Task to carry out =
Transcribe every entry word for word, but skip the images.

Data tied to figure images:
——————

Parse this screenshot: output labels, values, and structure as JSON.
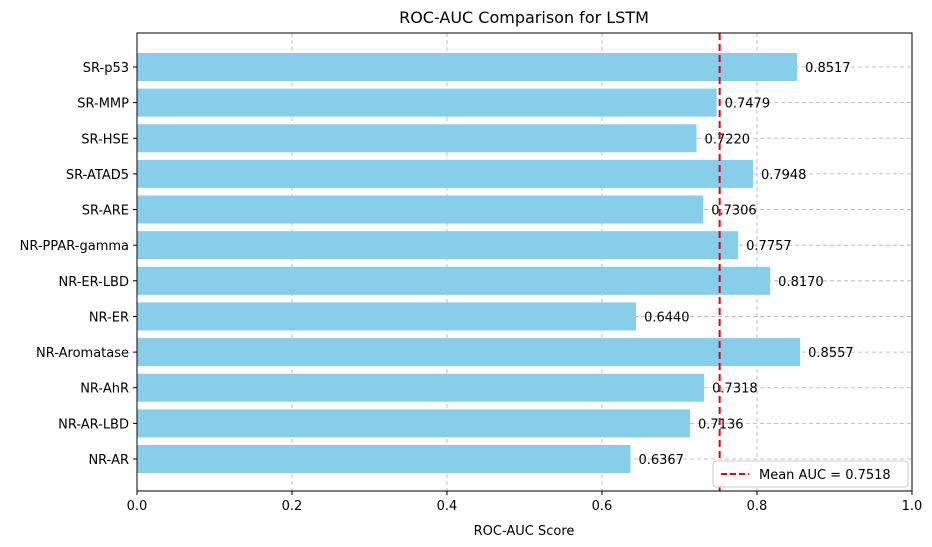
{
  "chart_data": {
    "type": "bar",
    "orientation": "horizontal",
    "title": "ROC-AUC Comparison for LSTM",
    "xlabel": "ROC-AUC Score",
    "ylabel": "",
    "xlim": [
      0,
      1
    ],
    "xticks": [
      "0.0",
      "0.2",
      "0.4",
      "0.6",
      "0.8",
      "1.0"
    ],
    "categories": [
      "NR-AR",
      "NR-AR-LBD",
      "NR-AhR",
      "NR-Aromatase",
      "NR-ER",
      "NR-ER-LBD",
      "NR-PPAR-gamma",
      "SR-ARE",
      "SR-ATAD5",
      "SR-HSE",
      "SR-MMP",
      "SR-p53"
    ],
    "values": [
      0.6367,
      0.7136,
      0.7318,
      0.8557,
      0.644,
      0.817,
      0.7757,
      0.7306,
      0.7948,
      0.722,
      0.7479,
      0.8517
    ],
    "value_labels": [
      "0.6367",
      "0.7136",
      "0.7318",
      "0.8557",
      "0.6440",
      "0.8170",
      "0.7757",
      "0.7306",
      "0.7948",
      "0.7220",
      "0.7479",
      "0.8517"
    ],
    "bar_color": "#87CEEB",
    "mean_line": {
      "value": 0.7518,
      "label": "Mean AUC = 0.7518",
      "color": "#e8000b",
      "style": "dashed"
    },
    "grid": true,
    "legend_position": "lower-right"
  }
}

——————

Answer =
Parse this screenshot: output labels, values, and structure as JSON.
{
  "chart_data": {
    "type": "bar",
    "orientation": "horizontal",
    "title": "ROC-AUC Comparison for LSTM",
    "xlabel": "ROC-AUC Score",
    "ylabel": "",
    "xlim": [
      0,
      1
    ],
    "xticks": [
      "0.0",
      "0.2",
      "0.4",
      "0.6",
      "0.8",
      "1.0"
    ],
    "categories": [
      "NR-AR",
      "NR-AR-LBD",
      "NR-AhR",
      "NR-Aromatase",
      "NR-ER",
      "NR-ER-LBD",
      "NR-PPAR-gamma",
      "SR-ARE",
      "SR-ATAD5",
      "SR-HSE",
      "SR-MMP",
      "SR-p53"
    ],
    "values": [
      0.6367,
      0.7136,
      0.7318,
      0.8557,
      0.644,
      0.817,
      0.7757,
      0.7306,
      0.7948,
      0.722,
      0.7479,
      0.8517
    ],
    "value_labels": [
      "0.6367",
      "0.7136",
      "0.7318",
      "0.8557",
      "0.6440",
      "0.8170",
      "0.7757",
      "0.7306",
      "0.7948",
      "0.7220",
      "0.7479",
      "0.8517"
    ],
    "bar_color": "#87CEEB",
    "mean_line": {
      "value": 0.7518,
      "label": "Mean AUC = 0.7518",
      "color": "#e8000b",
      "style": "dashed"
    },
    "grid": true,
    "legend_position": "lower-right"
  }
}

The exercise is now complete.